> [課題一覧]
1. 八瀬童子についての抜粋を読み、次の問いにそれぞれ一行で答えよ。
(a) 寺役に従事する者が「童子」と呼ばれたのは、どのような姿だったからか。
(b) 1336年に後醍醐天皇の輿を担いだのは、八瀬郷の何戸の戸主か。
(c) 八瀬へリサーチに行くプランが立てられたのはいつか。
2. 八瀬童子について書かれた文章を、最後の文の後から書き継げ。

> [抜粋]
_____

八瀬童子の里〜赦免地踊 - 2013.10.15 Tue
、、、「いちどリサーチにいってみなければ。」、、、、
と、いう今年1月に立てたプランを遂行してまいりました。
なにかというと、今年1月文博でやっていた八瀬童子〜天皇と里人をみて、このミステリアスな集落にいたく心惹かれたからであります。

夜も更けた八瀬の里。
さて、「八瀬童子」とは、以前記事にかいたのをそのまま転用すると、、、
平安時代のころは比叡山延暦寺の雑役や駕輿丁(輿を担ぐ役)を務めていたらしく、伝説では伝教大師が使役していた鬼も子孫とも。寺役に従事する者は結髪せず、長い髪を垂らした「大童(おおわらわ)」の姿だったので童子と呼ばれたそうです。
はっきりその存在がわかってくるのは後醍醐天皇のころ以降。
1336年(南北朝のはじまり)京を脱出した後醍醐天皇が比叡山に逃れる際、八瀬郷13戸の戸主が輿を担ぎ、弓矢を取って奉護し、この功績により地租課役の永代免除の綸旨を受けたそうです。
それ以降、特に選ばれた者が輿丁として朝廷に出仕し天皇や上皇の行幸、葬送の際に輿を担ぐことが主な仕事となったとか。

_____

> [データセット部]

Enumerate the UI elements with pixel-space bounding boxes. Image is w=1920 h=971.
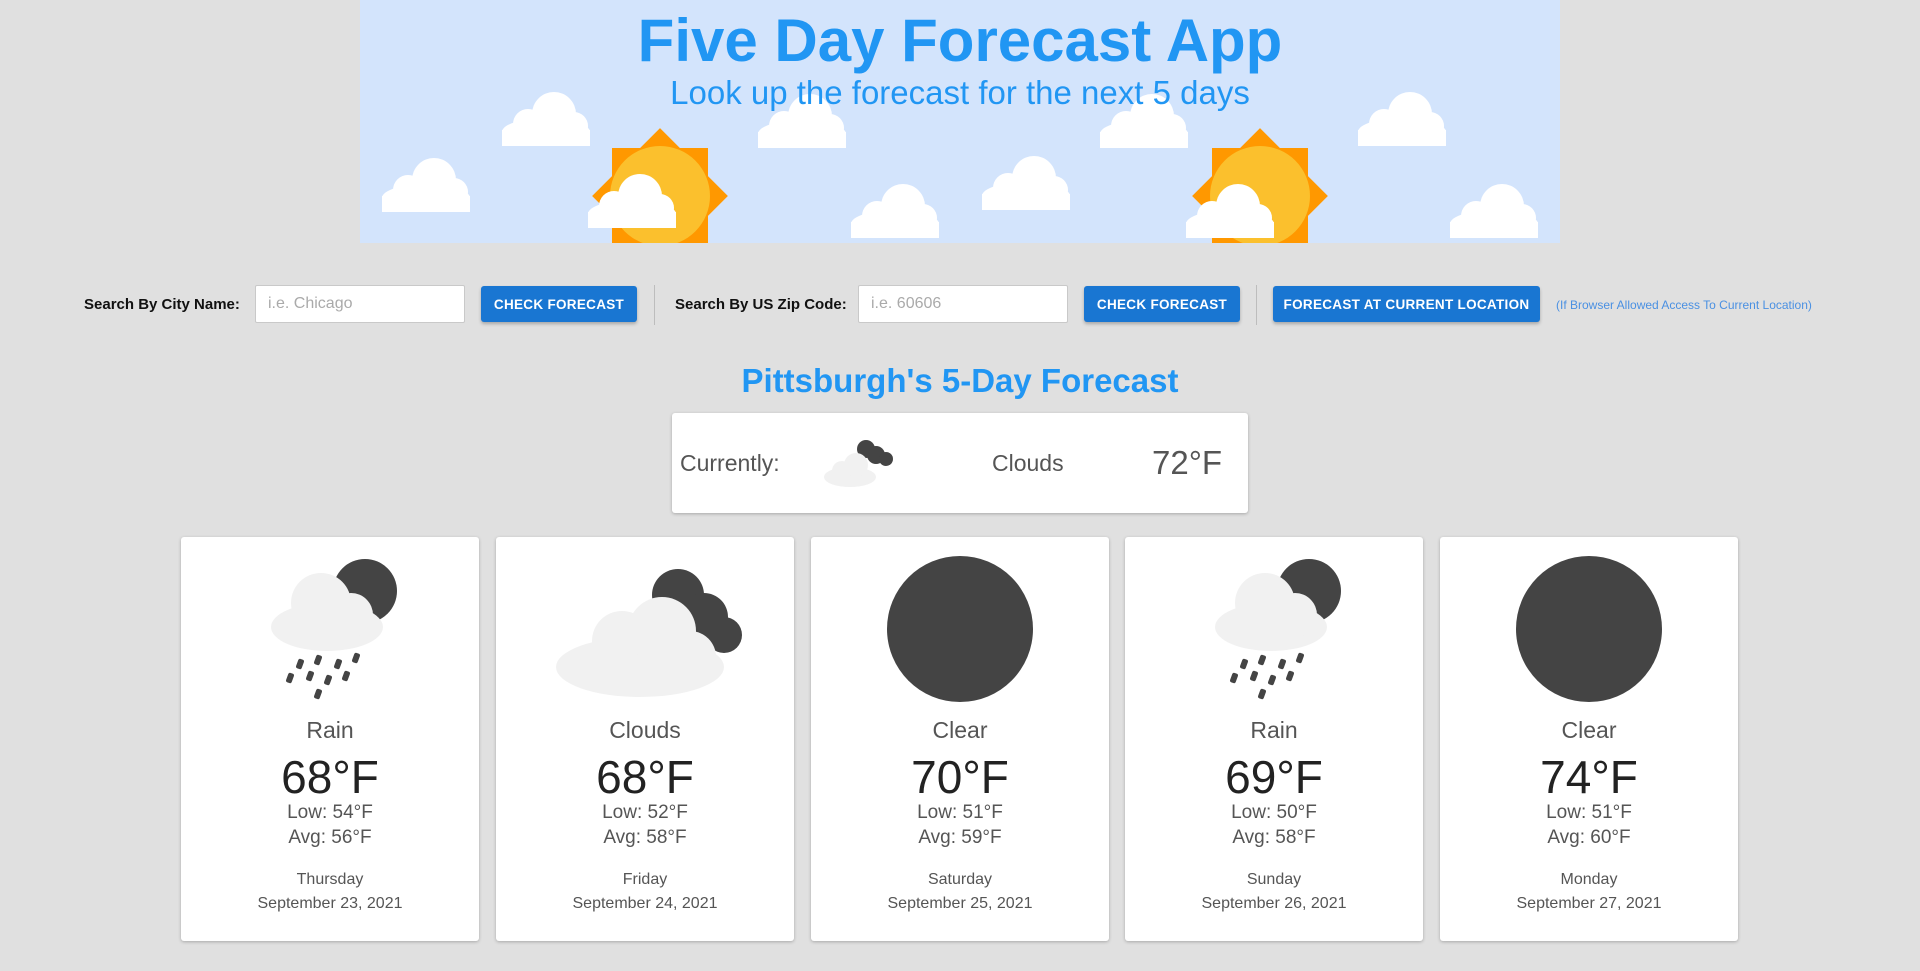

_____

> [課題別の解答]
1.
(a) 結髪せず、長い髪を垂らした「大童(おおわらわ)」の姿だったから。
(b) 13戸の戸主。
(c) 今年1月。

2.
そして秋におこなわれる八瀬天満宮の秋元社の赦免地踊。
これも以前の記事をコピーすると、、、
政治力のあった天台座主が幕府に八瀬郷の入会権の廃止を認めさせたのです。
これは八瀬郷の人たちの生活基盤を根本的におびやかすものでした。
これに対し八瀬郷は再三にわたり幕府に復活を願い出るが認められず、宝永4年(1707年)になってようやく老中秋元喬知の裁定で八瀬郷の入会権は回復されたとか。
八瀬郷はこの恩に報いるため秋元を祭神とする秋元神社を建立し徳をたたえる祭礼、すなわち「赦免地踊」と呼ばれる踊りの奉納をしているそうです。(毎年10月の第2月曜日の前日にあたる日曜日)。

天満宮を通り過ぎてしばらく行くと八瀬小学校があり、むかいにある門口、そのあたりで待機。
19:00 十人頭(当年30歳の集落男子がつとめ、祭の指導者、監督者となる)の祭の開始を告げる声。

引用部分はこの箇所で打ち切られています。